Written problem >>
Set the data down again, exactly as it reads, but without the pictures.
____ Supplied information
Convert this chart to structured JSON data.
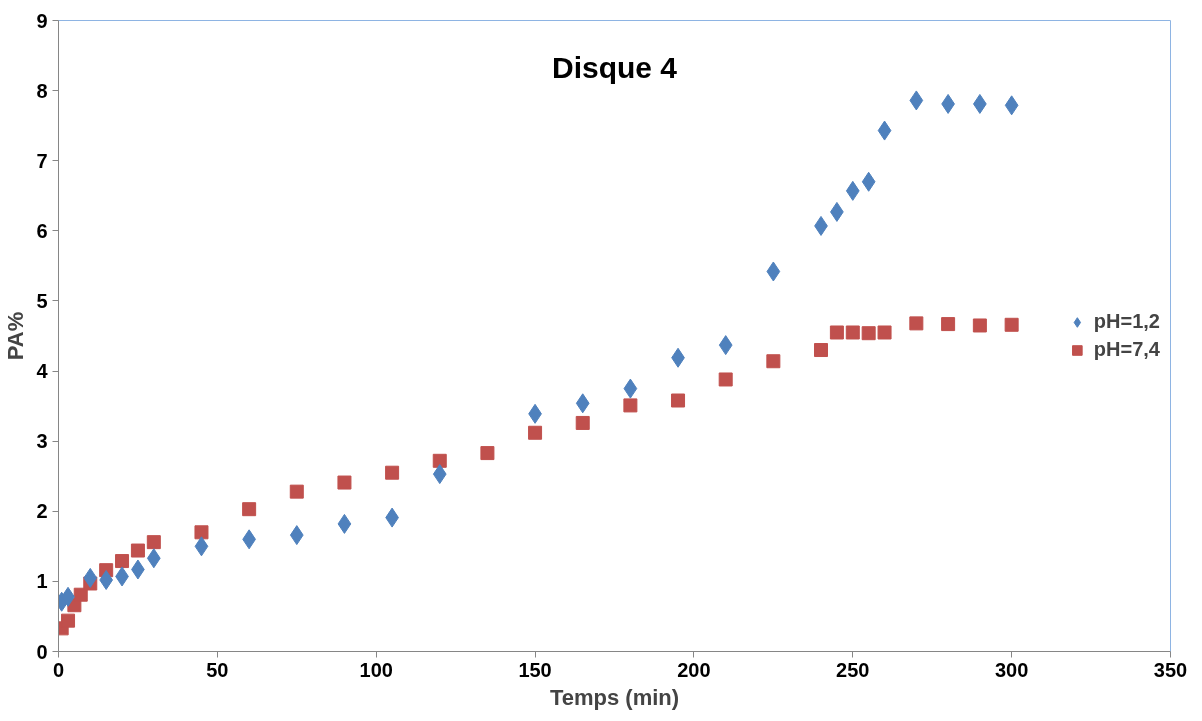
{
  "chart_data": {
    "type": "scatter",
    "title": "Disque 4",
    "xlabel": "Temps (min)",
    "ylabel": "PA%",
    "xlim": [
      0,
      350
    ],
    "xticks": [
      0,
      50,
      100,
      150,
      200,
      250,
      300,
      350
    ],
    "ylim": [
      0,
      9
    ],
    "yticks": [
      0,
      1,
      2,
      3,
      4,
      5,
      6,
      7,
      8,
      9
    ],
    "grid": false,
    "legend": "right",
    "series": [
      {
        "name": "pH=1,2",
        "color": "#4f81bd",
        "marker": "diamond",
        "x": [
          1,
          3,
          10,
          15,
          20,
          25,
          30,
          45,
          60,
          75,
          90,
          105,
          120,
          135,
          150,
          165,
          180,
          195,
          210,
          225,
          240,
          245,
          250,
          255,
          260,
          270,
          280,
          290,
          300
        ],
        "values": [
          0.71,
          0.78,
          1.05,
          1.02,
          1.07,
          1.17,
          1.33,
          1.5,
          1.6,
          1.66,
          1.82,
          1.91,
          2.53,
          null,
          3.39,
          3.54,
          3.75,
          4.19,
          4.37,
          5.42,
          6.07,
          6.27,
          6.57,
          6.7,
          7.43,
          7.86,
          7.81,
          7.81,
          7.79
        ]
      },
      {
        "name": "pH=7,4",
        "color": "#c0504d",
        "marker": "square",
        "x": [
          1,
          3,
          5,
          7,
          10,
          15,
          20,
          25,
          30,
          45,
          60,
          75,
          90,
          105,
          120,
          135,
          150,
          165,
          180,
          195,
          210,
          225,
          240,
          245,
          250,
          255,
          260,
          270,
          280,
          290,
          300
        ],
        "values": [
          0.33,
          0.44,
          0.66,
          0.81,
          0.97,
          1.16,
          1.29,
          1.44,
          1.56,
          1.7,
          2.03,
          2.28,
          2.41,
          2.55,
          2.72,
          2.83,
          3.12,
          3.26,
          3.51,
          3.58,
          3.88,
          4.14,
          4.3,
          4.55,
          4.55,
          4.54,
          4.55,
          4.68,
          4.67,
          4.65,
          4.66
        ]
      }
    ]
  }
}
________
Answer to this exercise >>
Convert this chart to structured JSON data.
{
  "chart_data": {
    "type": "scatter",
    "title": "Disque 4",
    "xlabel": "Temps (min)",
    "ylabel": "PA%",
    "xlim": [
      0,
      350
    ],
    "xticks": [
      0,
      50,
      100,
      150,
      200,
      250,
      300,
      350
    ],
    "ylim": [
      0,
      9
    ],
    "yticks": [
      0,
      1,
      2,
      3,
      4,
      5,
      6,
      7,
      8,
      9
    ],
    "grid": false,
    "legend": "right",
    "series": [
      {
        "name": "pH=1,2",
        "color": "#4f81bd",
        "marker": "diamond",
        "x": [
          1,
          3,
          10,
          15,
          20,
          25,
          30,
          45,
          60,
          75,
          90,
          105,
          120,
          135,
          150,
          165,
          180,
          195,
          210,
          225,
          240,
          245,
          250,
          255,
          260,
          270,
          280,
          290,
          300
        ],
        "values": [
          0.71,
          0.78,
          1.05,
          1.02,
          1.07,
          1.17,
          1.33,
          1.5,
          1.6,
          1.66,
          1.82,
          1.91,
          2.53,
          null,
          3.39,
          3.54,
          3.75,
          4.19,
          4.37,
          5.42,
          6.07,
          6.27,
          6.57,
          6.7,
          7.43,
          7.86,
          7.81,
          7.81,
          7.79
        ]
      },
      {
        "name": "pH=7,4",
        "color": "#c0504d",
        "marker": "square",
        "x": [
          1,
          3,
          5,
          7,
          10,
          15,
          20,
          25,
          30,
          45,
          60,
          75,
          90,
          105,
          120,
          135,
          150,
          165,
          180,
          195,
          210,
          225,
          240,
          245,
          250,
          255,
          260,
          270,
          280,
          290,
          300
        ],
        "values": [
          0.33,
          0.44,
          0.66,
          0.81,
          0.97,
          1.16,
          1.29,
          1.44,
          1.56,
          1.7,
          2.03,
          2.28,
          2.41,
          2.55,
          2.72,
          2.83,
          3.12,
          3.26,
          3.51,
          3.58,
          3.88,
          4.14,
          4.3,
          4.55,
          4.55,
          4.54,
          4.55,
          4.68,
          4.67,
          4.65,
          4.66
        ]
      }
    ]
  }
}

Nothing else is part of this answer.